Problem to work on:
Gather each line in the entries that includes the string "Turbine".

Data:
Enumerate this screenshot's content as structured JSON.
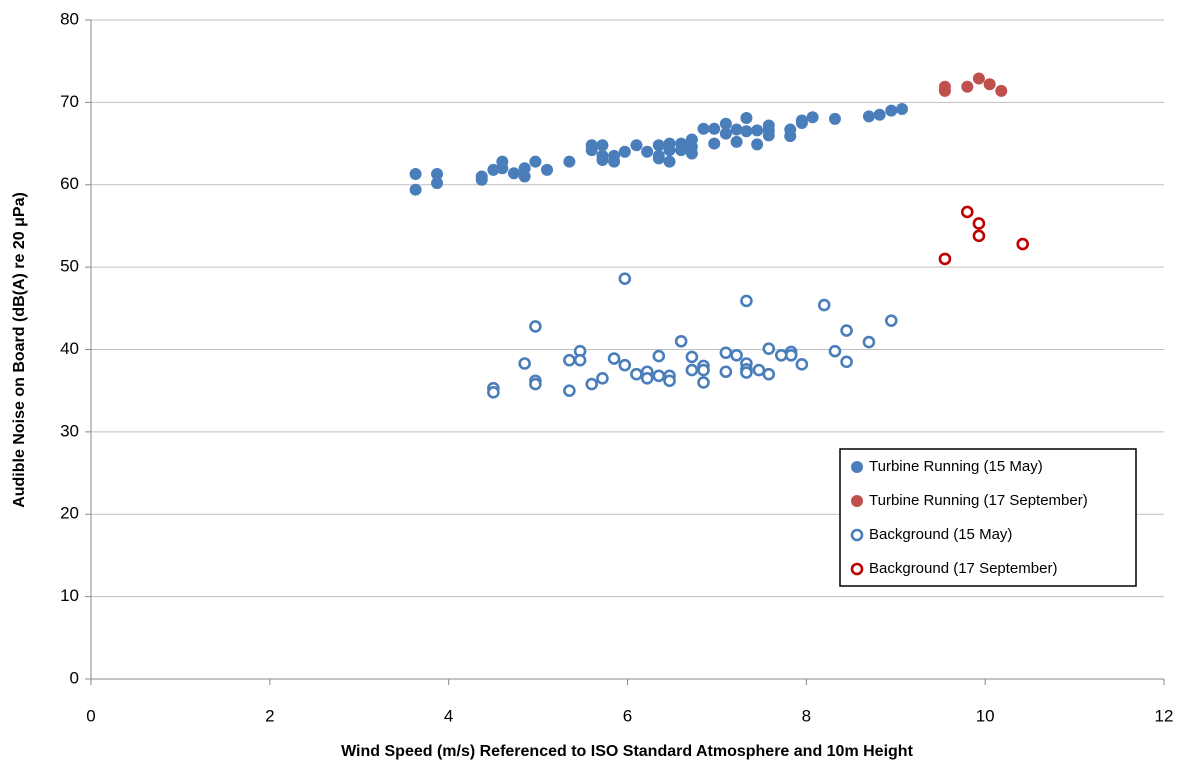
{
  "chart_data": {
    "type": "scatter",
    "xlabel": "Wind  Speed (m/s)  Referenced to  ISO Standard Atmosphere and 10m Height",
    "ylabel": "Audible Noise on Board (dB(A) re 20 μPa)",
    "xlim": [
      0,
      12
    ],
    "xticks": [
      0,
      2,
      4,
      6,
      8,
      10,
      12
    ],
    "ylim": [
      0,
      80
    ],
    "yticks": [
      0,
      10,
      20,
      30,
      40,
      50,
      60,
      70,
      80
    ],
    "grid": true,
    "series": [
      {
        "name": "Turbine Running (15 May)",
        "color": "#4a7ebb",
        "marker": "filled",
        "x": [
          3.63,
          3.63,
          3.87,
          3.87,
          4.37,
          4.37,
          4.5,
          4.6,
          4.6,
          4.73,
          4.85,
          4.85,
          4.97,
          5.1,
          5.35,
          5.6,
          5.6,
          5.72,
          5.72,
          5.72,
          5.85,
          5.85,
          5.97,
          6.1,
          6.22,
          6.35,
          6.35,
          6.35,
          6.47,
          6.47,
          6.47,
          6.6,
          6.6,
          6.72,
          6.72,
          6.72,
          6.85,
          6.97,
          6.97,
          7.1,
          7.1,
          7.22,
          7.22,
          7.33,
          7.33,
          7.45,
          7.45,
          7.58,
          7.58,
          7.58,
          7.82,
          7.82,
          7.95,
          7.95,
          8.07,
          8.32,
          8.7,
          8.82,
          8.95,
          9.07
        ],
        "values": [
          61.3,
          59.4,
          61.3,
          60.2,
          61.0,
          60.6,
          61.8,
          62.8,
          62.0,
          61.4,
          62.0,
          61.0,
          62.8,
          61.8,
          62.8,
          64.8,
          64.2,
          64.8,
          63.5,
          63.0,
          63.5,
          62.8,
          64.0,
          64.8,
          64.0,
          64.8,
          63.5,
          63.2,
          65.0,
          64.2,
          62.8,
          65.0,
          64.2,
          65.5,
          64.6,
          63.8,
          66.8,
          66.8,
          65.0,
          67.4,
          66.2,
          66.7,
          65.2,
          68.1,
          66.5,
          66.6,
          64.9,
          67.2,
          66.6,
          66.0,
          66.7,
          65.9,
          67.5,
          67.8,
          68.2,
          68.0,
          68.3,
          68.5,
          69.0,
          69.2
        ]
      },
      {
        "name": "Turbine Running (17 September)",
        "color": "#c0504d",
        "marker": "filled",
        "x": [
          9.55,
          9.55,
          9.8,
          9.93,
          10.05,
          10.18
        ],
        "values": [
          71.9,
          71.4,
          71.9,
          72.9,
          72.2,
          71.4
        ]
      },
      {
        "name": "Background (15 May)",
        "color": "#4a7ebb",
        "marker": "open",
        "x": [
          4.5,
          4.5,
          4.85,
          4.97,
          4.97,
          4.97,
          5.35,
          5.35,
          5.47,
          5.47,
          5.6,
          5.72,
          5.85,
          5.97,
          5.97,
          6.1,
          6.22,
          6.22,
          6.35,
          6.35,
          6.47,
          6.47,
          6.6,
          6.72,
          6.72,
          6.85,
          6.85,
          6.85,
          7.1,
          7.1,
          7.22,
          7.33,
          7.33,
          7.33,
          7.33,
          7.47,
          7.58,
          7.58,
          7.72,
          7.83,
          7.83,
          7.95,
          8.2,
          8.32,
          8.45,
          8.45,
          8.7,
          8.95
        ],
        "values": [
          35.3,
          34.8,
          38.3,
          42.8,
          36.2,
          35.8,
          38.7,
          35.0,
          39.8,
          38.7,
          35.8,
          36.5,
          38.9,
          48.6,
          38.1,
          37.0,
          37.3,
          36.5,
          39.2,
          36.8,
          36.8,
          36.2,
          41.0,
          39.1,
          37.5,
          38.0,
          37.5,
          36.0,
          39.6,
          37.3,
          39.3,
          45.9,
          38.3,
          37.6,
          37.2,
          37.5,
          40.1,
          37.0,
          39.3,
          39.7,
          39.3,
          38.2,
          45.4,
          39.8,
          42.3,
          38.5,
          40.9,
          43.5
        ]
      },
      {
        "name": "Background (17 September)",
        "color": "#c00000",
        "marker": "open",
        "x": [
          9.55,
          9.8,
          9.93,
          9.93,
          10.42
        ],
        "values": [
          51.0,
          56.7,
          55.3,
          53.8,
          52.8
        ]
      }
    ]
  }
}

Complete response:
        "name": "Turbine Running (15 May)",
        "name": "Turbine Running (17 September)",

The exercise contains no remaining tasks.